WHAT IS EXPECTED:
Can you give the material again from the start through the line containing "data-label: 163.10 xyxy=(299,186,334,196)", renaming every "x-tick-label" to "x-axis-label" and leaving everything else unchanged?

LISTING:
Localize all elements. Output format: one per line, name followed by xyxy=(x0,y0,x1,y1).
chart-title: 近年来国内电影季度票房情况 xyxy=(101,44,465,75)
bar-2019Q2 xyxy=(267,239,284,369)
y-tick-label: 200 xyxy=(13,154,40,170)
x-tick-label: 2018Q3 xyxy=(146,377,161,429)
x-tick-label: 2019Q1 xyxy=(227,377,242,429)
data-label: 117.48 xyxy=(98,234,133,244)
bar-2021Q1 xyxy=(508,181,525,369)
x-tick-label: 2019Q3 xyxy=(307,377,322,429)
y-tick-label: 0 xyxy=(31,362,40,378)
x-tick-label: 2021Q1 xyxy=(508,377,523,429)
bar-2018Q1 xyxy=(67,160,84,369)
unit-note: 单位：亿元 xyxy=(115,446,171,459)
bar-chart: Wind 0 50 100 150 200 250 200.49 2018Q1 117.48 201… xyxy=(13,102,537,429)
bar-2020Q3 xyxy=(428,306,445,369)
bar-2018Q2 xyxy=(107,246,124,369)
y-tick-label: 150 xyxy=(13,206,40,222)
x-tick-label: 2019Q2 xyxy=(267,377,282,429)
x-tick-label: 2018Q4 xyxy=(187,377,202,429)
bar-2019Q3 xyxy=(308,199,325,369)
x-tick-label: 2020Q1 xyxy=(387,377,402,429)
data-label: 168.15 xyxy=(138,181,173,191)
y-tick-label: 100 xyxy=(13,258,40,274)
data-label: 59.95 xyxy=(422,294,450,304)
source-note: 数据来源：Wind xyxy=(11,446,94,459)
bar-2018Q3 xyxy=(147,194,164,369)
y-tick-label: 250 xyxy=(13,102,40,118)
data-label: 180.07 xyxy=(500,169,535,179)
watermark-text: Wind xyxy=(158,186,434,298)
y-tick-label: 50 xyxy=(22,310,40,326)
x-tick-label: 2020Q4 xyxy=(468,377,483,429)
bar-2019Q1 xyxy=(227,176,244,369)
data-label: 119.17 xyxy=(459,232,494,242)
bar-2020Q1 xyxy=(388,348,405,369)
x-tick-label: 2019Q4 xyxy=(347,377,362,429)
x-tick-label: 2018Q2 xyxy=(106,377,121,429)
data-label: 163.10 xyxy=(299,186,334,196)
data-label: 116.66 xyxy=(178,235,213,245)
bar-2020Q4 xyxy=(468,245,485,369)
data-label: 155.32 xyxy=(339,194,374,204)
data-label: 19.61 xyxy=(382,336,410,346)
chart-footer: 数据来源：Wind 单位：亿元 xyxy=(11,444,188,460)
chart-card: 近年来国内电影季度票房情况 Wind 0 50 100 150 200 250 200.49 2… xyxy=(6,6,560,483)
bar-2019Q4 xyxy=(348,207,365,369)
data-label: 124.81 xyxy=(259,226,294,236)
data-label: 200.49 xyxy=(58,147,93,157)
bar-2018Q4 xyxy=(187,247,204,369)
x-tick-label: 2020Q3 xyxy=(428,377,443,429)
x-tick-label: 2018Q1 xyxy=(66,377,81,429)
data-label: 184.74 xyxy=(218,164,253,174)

EXERCISE RESPONSE:
Localize all elements. Output format: one per line, name followed by xyxy=(x0,y0,x1,y1).
chart-title: 近年来国内电影季度票房情况 xyxy=(101,44,465,75)
bar-2019Q2 xyxy=(267,239,284,369)
y-tick-label: 200 xyxy=(13,154,40,170)
x-axis-label: 2018Q3 xyxy=(146,377,161,429)
x-axis-label: 2019Q1 xyxy=(227,377,242,429)
data-label: 117.48 xyxy=(98,234,133,244)
bar-2021Q1 xyxy=(508,181,525,369)
x-axis-label: 2019Q3 xyxy=(307,377,322,429)
y-tick-label: 0 xyxy=(31,362,40,378)
x-axis-label: 2021Q1 xyxy=(508,377,523,429)
bar-2018Q1 xyxy=(67,160,84,369)
unit-note: 单位：亿元 xyxy=(115,446,171,459)
bar-chart: Wind 0 50 100 150 200 250 200.49 2018Q1 117.48 201… xyxy=(13,102,537,429)
bar-2020Q3 xyxy=(428,306,445,369)
bar-2018Q2 xyxy=(107,246,124,369)
y-tick-label: 150 xyxy=(13,206,40,222)
x-axis-label: 2019Q2 xyxy=(267,377,282,429)
x-axis-label: 2018Q4 xyxy=(187,377,202,429)
bar-2019Q3 xyxy=(308,199,325,369)
x-axis-label: 2020Q1 xyxy=(387,377,402,429)
data-label: 168.15 xyxy=(138,181,173,191)
y-tick-label: 100 xyxy=(13,258,40,274)
data-label: 59.95 xyxy=(422,294,450,304)
source-note: 数据来源：Wind xyxy=(11,446,94,459)
bar-2018Q3 xyxy=(147,194,164,369)
y-tick-label: 250 xyxy=(13,102,40,118)
data-label: 180.07 xyxy=(500,169,535,179)
watermark-text: Wind xyxy=(158,186,434,298)
y-tick-label: 50 xyxy=(22,310,40,326)
x-axis-label: 2020Q4 xyxy=(468,377,483,429)
bar-2019Q1 xyxy=(227,176,244,369)
data-label: 119.17 xyxy=(459,232,494,242)
bar-2020Q1 xyxy=(388,348,405,369)
x-axis-label: 2019Q4 xyxy=(347,377,362,429)
x-axis-label: 2018Q2 xyxy=(106,377,121,429)
data-label: 163.10 xyxy=(299,186,334,196)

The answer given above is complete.